Data items
========================================
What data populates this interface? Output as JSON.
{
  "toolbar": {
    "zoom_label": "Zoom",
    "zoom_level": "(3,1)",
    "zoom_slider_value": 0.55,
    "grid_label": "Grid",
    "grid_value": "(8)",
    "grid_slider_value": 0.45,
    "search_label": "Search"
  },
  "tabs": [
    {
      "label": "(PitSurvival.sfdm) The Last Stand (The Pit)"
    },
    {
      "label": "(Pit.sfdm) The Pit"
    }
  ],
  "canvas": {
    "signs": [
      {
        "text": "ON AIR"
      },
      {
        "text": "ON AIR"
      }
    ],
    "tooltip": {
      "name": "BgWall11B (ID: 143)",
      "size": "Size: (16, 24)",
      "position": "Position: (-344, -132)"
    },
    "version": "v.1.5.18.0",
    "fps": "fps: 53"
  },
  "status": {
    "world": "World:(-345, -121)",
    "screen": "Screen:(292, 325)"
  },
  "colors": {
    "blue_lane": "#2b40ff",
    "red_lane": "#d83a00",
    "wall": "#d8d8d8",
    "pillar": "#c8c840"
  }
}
========================================
Give the entries again in full, exactly as they are written.

What data populates this interface? Output as JSON.
{
  "toolbar": {
    "zoom_label": "Zoom",
    "zoom_level": "(3,1)",
    "zoom_slider_value": 0.55,
    "grid_label": "Grid",
    "grid_value": "(8)",
    "grid_slider_value": 0.45,
    "search_label": "Search"
  },
  "tabs": [
    {
      "label": "(PitSurvival.sfdm) The Last Stand (The Pit)"
    },
    {
      "label": "(Pit.sfdm) The Pit"
    }
  ],
  "canvas": {
    "signs": [
      {
        "text": "ON AIR"
      },
      {
        "text": "ON AIR"
      }
    ],
    "tooltip": {
      "name": "BgWall11B (ID: 143)",
      "size": "Size: (16, 24)",
      "position": "Position: (-344, -132)"
    },
    "version": "v.1.5.18.0",
    "fps": "fps: 53"
  },
  "status": {
    "world": "World:(-345, -121)",
    "screen": "Screen:(292, 325)"
  },
  "colors": {
    "blue_lane": "#2b40ff",
    "red_lane": "#d83a00",
    "wall": "#d8d8d8",
    "pillar": "#c8c840"
  }
}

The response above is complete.